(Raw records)
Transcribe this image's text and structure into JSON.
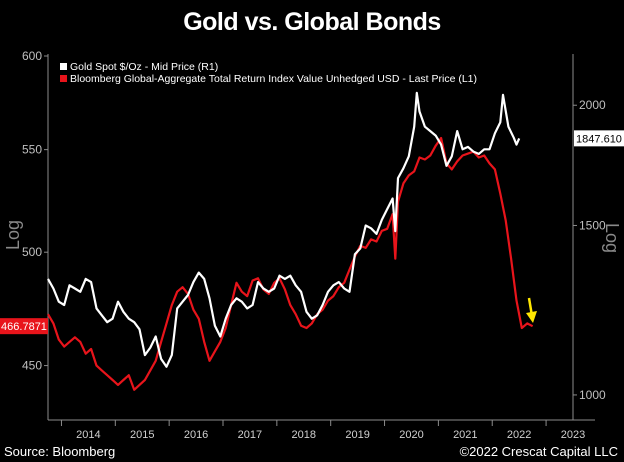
{
  "title": "Gold vs. Global Bonds",
  "footer": {
    "source": "Source: Bloomberg",
    "copyright": "©2022 Crescat Capital LLC"
  },
  "colors": {
    "background": "#000000",
    "gold_series": "#ffffff",
    "bond_series": "#e8141b",
    "arrow": "#ffe600",
    "axis": "#8c8c8c"
  },
  "chart_data": {
    "type": "line",
    "title": "Gold vs. Global Bonds",
    "legend": {
      "position": "top-left",
      "entries": [
        "Gold Spot $/Oz - Mid Price (R1)",
        "Bloomberg Global-Aggregate Total Return Index Value Unhedged USD - Last Price (L1)"
      ]
    },
    "x_ticks": [
      "2014",
      "2015",
      "2016",
      "2017",
      "2018",
      "2019",
      "2020",
      "2021",
      "2022",
      "2023"
    ],
    "x_range": [
      2013.75,
      2023.5
    ],
    "left_axis": {
      "label": "Log",
      "scale": "log",
      "range": [
        431,
        600
      ],
      "ticks": [
        "450",
        "500",
        "550",
        "600"
      ],
      "last_value_label": "466.7871"
    },
    "right_axis": {
      "label": "Log",
      "scale": "log",
      "range": [
        960,
        2250
      ],
      "ticks": [
        "1000",
        "1500",
        "2000"
      ],
      "last_value_label": "1847.610"
    },
    "series": [
      {
        "name": "Bloomberg Global-Aggregate Total Return Index Value Unhedged USD - Last Price (L1)",
        "axis": "left",
        "x": [
          2013.75,
          2013.85,
          2013.95,
          2014.05,
          2014.15,
          2014.25,
          2014.35,
          2014.45,
          2014.55,
          2014.65,
          2014.75,
          2014.85,
          2014.95,
          2015.05,
          2015.15,
          2015.25,
          2015.35,
          2015.45,
          2015.55,
          2015.65,
          2015.75,
          2015.85,
          2015.95,
          2016.05,
          2016.15,
          2016.25,
          2016.35,
          2016.45,
          2016.55,
          2016.65,
          2016.75,
          2016.85,
          2016.95,
          2017.05,
          2017.15,
          2017.25,
          2017.35,
          2017.45,
          2017.55,
          2017.65,
          2017.75,
          2017.85,
          2017.95,
          2018.05,
          2018.15,
          2018.25,
          2018.35,
          2018.45,
          2018.55,
          2018.65,
          2018.75,
          2018.85,
          2018.95,
          2019.05,
          2019.15,
          2019.25,
          2019.35,
          2019.45,
          2019.55,
          2019.65,
          2019.75,
          2019.85,
          2019.95,
          2020.05,
          2020.15,
          2020.2,
          2020.25,
          2020.35,
          2020.45,
          2020.55,
          2020.65,
          2020.75,
          2020.85,
          2020.95,
          2021.05,
          2021.15,
          2021.25,
          2021.35,
          2021.45,
          2021.55,
          2021.65,
          2021.75,
          2021.85,
          2021.95,
          2022.05,
          2022.15,
          2022.25,
          2022.35,
          2022.45,
          2022.55,
          2022.65,
          2022.75
        ],
        "values": [
          472,
          468,
          461,
          458,
          460,
          462,
          460,
          455,
          457,
          450,
          448,
          446,
          444,
          442,
          444,
          446,
          440,
          442,
          444,
          448,
          452,
          460,
          468,
          476,
          482,
          484,
          481,
          474,
          470,
          460,
          452,
          456,
          460,
          466,
          476,
          486,
          482,
          480,
          487,
          488,
          483,
          481,
          486,
          488,
          483,
          476,
          472,
          467,
          466,
          468,
          472,
          474,
          478,
          480,
          484,
          486,
          492,
          498,
          503,
          502,
          506,
          505,
          510,
          511,
          518,
          497,
          524,
          533,
          537,
          539,
          546,
          545,
          547,
          552,
          556,
          543,
          540,
          544,
          547,
          548,
          549,
          546,
          547,
          543,
          540,
          528,
          515,
          497,
          478,
          466,
          468,
          466.7871
        ]
      },
      {
        "name": "Gold Spot $/Oz - Mid Price (R1)",
        "axis": "right",
        "x": [
          2013.75,
          2013.85,
          2013.95,
          2014.05,
          2014.15,
          2014.25,
          2014.35,
          2014.45,
          2014.55,
          2014.65,
          2014.75,
          2014.85,
          2014.95,
          2015.05,
          2015.15,
          2015.25,
          2015.35,
          2015.45,
          2015.55,
          2015.65,
          2015.75,
          2015.85,
          2015.95,
          2016.05,
          2016.15,
          2016.25,
          2016.35,
          2016.45,
          2016.55,
          2016.65,
          2016.75,
          2016.85,
          2016.95,
          2017.05,
          2017.15,
          2017.25,
          2017.35,
          2017.45,
          2017.55,
          2017.65,
          2017.75,
          2017.85,
          2017.95,
          2018.05,
          2018.15,
          2018.25,
          2018.35,
          2018.45,
          2018.55,
          2018.65,
          2018.75,
          2018.85,
          2018.95,
          2019.05,
          2019.15,
          2019.25,
          2019.35,
          2019.45,
          2019.55,
          2019.65,
          2019.75,
          2019.85,
          2019.95,
          2020.05,
          2020.15,
          2020.2,
          2020.25,
          2020.35,
          2020.45,
          2020.55,
          2020.6,
          2020.65,
          2020.75,
          2020.85,
          2020.95,
          2021.05,
          2021.15,
          2021.25,
          2021.35,
          2021.45,
          2021.55,
          2021.65,
          2021.75,
          2021.85,
          2021.95,
          2022.05,
          2022.15,
          2022.2,
          2022.3,
          2022.4,
          2022.45,
          2022.5
        ],
        "values": [
          1320,
          1290,
          1250,
          1240,
          1300,
          1290,
          1280,
          1320,
          1310,
          1230,
          1210,
          1190,
          1200,
          1250,
          1220,
          1200,
          1190,
          1170,
          1100,
          1120,
          1150,
          1090,
          1070,
          1100,
          1230,
          1250,
          1270,
          1310,
          1340,
          1320,
          1260,
          1180,
          1150,
          1200,
          1240,
          1260,
          1250,
          1230,
          1240,
          1310,
          1290,
          1280,
          1290,
          1330,
          1320,
          1330,
          1300,
          1280,
          1220,
          1200,
          1210,
          1240,
          1280,
          1300,
          1310,
          1290,
          1280,
          1400,
          1420,
          1500,
          1490,
          1470,
          1520,
          1560,
          1600,
          1480,
          1680,
          1720,
          1770,
          1900,
          2060,
          1970,
          1900,
          1880,
          1860,
          1820,
          1730,
          1770,
          1880,
          1800,
          1810,
          1790,
          1780,
          1800,
          1800,
          1870,
          1920,
          2050,
          1900,
          1850,
          1820,
          1847.61
        ]
      }
    ],
    "annotations": [
      {
        "type": "arrow",
        "direction": "down",
        "color": "yellow",
        "near": "2022.65"
      }
    ]
  }
}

## What you should do
Reproduce each line from the records that contains the word "Spot".

## Full answer
        "Gold Spot $/Oz - Mid Price (R1)",
        "name": "Gold Spot $/Oz - Mid Price (R1)",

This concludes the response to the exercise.